> _TO BE DONE_
Write out the listing below in full and exactly, leaving out every picture.

> _DATA SUPPLIED_
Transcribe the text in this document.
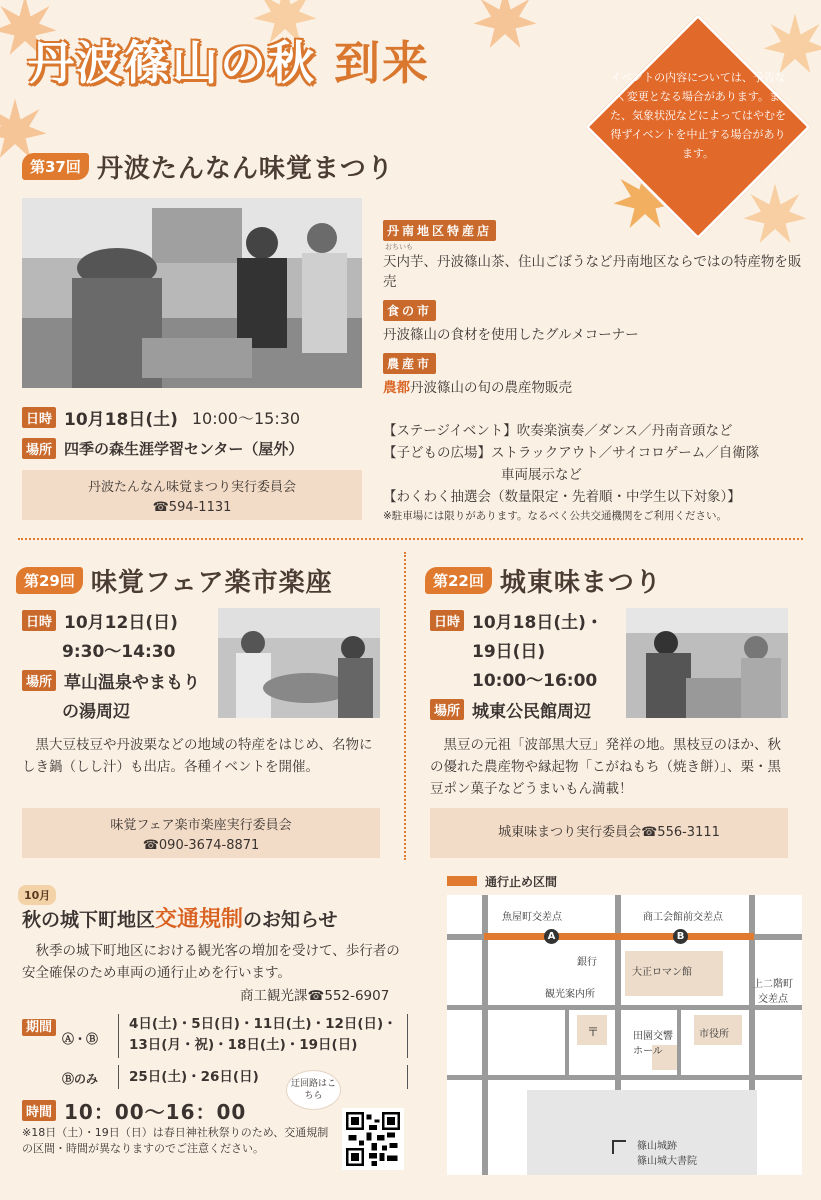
丹波篠山の秋 到来	イベントの内容については、予告なく変更となる場合があります。また、気象状況などによってはやむを得ずイベントを中止する場合があります。
第37回 丹波たんなん味覚まつり
丹南地区特産店
おちいも
天内芋、丹波篠山茶、住山ごぼうなど丹南地区ならではの特産物を販売
食の市
丹波篠山の食材を使用したグルメコーナー
農産市
農都丹波篠山の旬の農産物販売
日時 10月18日(土) 10:00〜15:30
場所 四季の森生涯学習センター（屋外）
丹波たんなん味覚まつり実行委員会
☎594-1131
【ステージイベント】吹奏楽演奏／ダンス／丹南音頭など
【子どもの広場】ストラックアウト／サイコロゲーム／自衛隊
車両展示など
【わくわく抽選会（数量限定・先着順・中学生以下対象）】
※駐車場には限りがあります。なるべく公共交通機関をご利用ください。
第29回 味覚フェア楽市楽座
日時 10月12日(日)
9:30〜14:30
場所 草山温泉やまもり
の湯周辺
黒大豆枝豆や丹波栗などの地域の特産をはじめ、名物にしき鍋（しし汁）も出店。各種イベントを開催。
味覚フェア楽市楽座実行委員会
☎090-3674-8871
第22回 城東味まつり
日時 10月18日(土)・
19日(日)
10:00〜16:00
場所 城東公民館周辺
黒豆の元祖「波部黒大豆」発祥の地。黒枝豆のほか、秋の優れた農産物や縁起物「こがねもち（焼き餅）」、栗・黒豆ポン菓子などうまいもん満載！
城東味まつり実行委員会☎556-3111
10月
秋の城下町地区交通規制のお知らせ
秋季の城下町地区における観光客の増加を受けて、歩行者の安全確保のため車両の通行止めを行います。
商工観光課☎552-6907
期間
Ⓐ・Ⓑ
4日(土)・5日(日)・11日(土)・12日(日)・
13日(月・祝)・18日(土)・19日(日)
Ⓑのみ	25日(土)・26日(日)
時間 10：00〜16：00
迂回路はこちら
※18日（土）・19日（日）は春日神社秋祭りのため、交通規制の区間・時間が異なりますのでご注意ください。
通行止め区間
A	B
魚屋町交差点	商工会館前交差点
上二階町
交差点
銀行
大正ロマン館
観光案内所
〒	田園交響
ホール
市役所
篠山城跡
篠山城大書院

> _WORKED ANSWER_
Transcribe the text in this document.
丹波篠山の秋 到来	イベントの内容については、予告なく変更となる場合があります。また、気象状況などによってはやむを得ずイベントを中止する場合があります。
第37回 丹波たんなん味覚まつり
丹南地区特産店
おちいも
天内芋、丹波篠山茶、住山ごぼうなど丹南地区ならではの特産物を販売
食の市
丹波篠山の食材を使用したグルメコーナー
農産市
農都丹波篠山の旬の農産物販売
日時 10月18日(土) 10:00〜15:30
場所 四季の森生涯学習センター（屋外）
丹波たんなん味覚まつり実行委員会
☎594-1131
【ステージイベント】吹奏楽演奏／ダンス／丹南音頭など
【子どもの広場】ストラックアウト／サイコロゲーム／自衛隊
車両展示など
【わくわく抽選会（数量限定・先着順・中学生以下対象）】
※駐車場には限りがあります。なるべく公共交通機関をご利用ください。
第29回 味覚フェア楽市楽座
日時 10月12日(日)
9:30〜14:30
場所 草山温泉やまもり
の湯周辺
黒大豆枝豆や丹波栗などの地域の特産をはじめ、名物にしき鍋（しし汁）も出店。各種イベントを開催。
味覚フェア楽市楽座実行委員会
☎090-3674-8871
第22回 城東味まつり
日時 10月18日(土)・
19日(日)
10:00〜16:00
場所 城東公民館周辺
黒豆の元祖「波部黒大豆」発祥の地。黒枝豆のほか、秋の優れた農産物や縁起物「こがねもち（焼き餅）」、栗・黒豆ポン菓子などうまいもん満載！
城東味まつり実行委員会☎556-3111
10月
秋の城下町地区交通規制のお知らせ
秋季の城下町地区における観光客の増加を受けて、歩行者の安全確保のため車両の通行止めを行います。
商工観光課☎552-6907
期間
Ⓐ・Ⓑ
4日(土)・5日(日)・11日(土)・12日(日)・
13日(月・祝)・18日(土)・19日(日)
Ⓑのみ	25日(土)・26日(日)
時間 10：00〜16：00
迂回路はこちら
※18日（土）・19日（日）は春日神社秋祭りのため、交通規制の区間・時間が異なりますのでご注意ください。
通行止め区間
A	B
魚屋町交差点	商工会館前交差点
上二階町
交差点
銀行
大正ロマン館
観光案内所
〒	田園交響
ホール
市役所
篠山城跡
篠山城大書院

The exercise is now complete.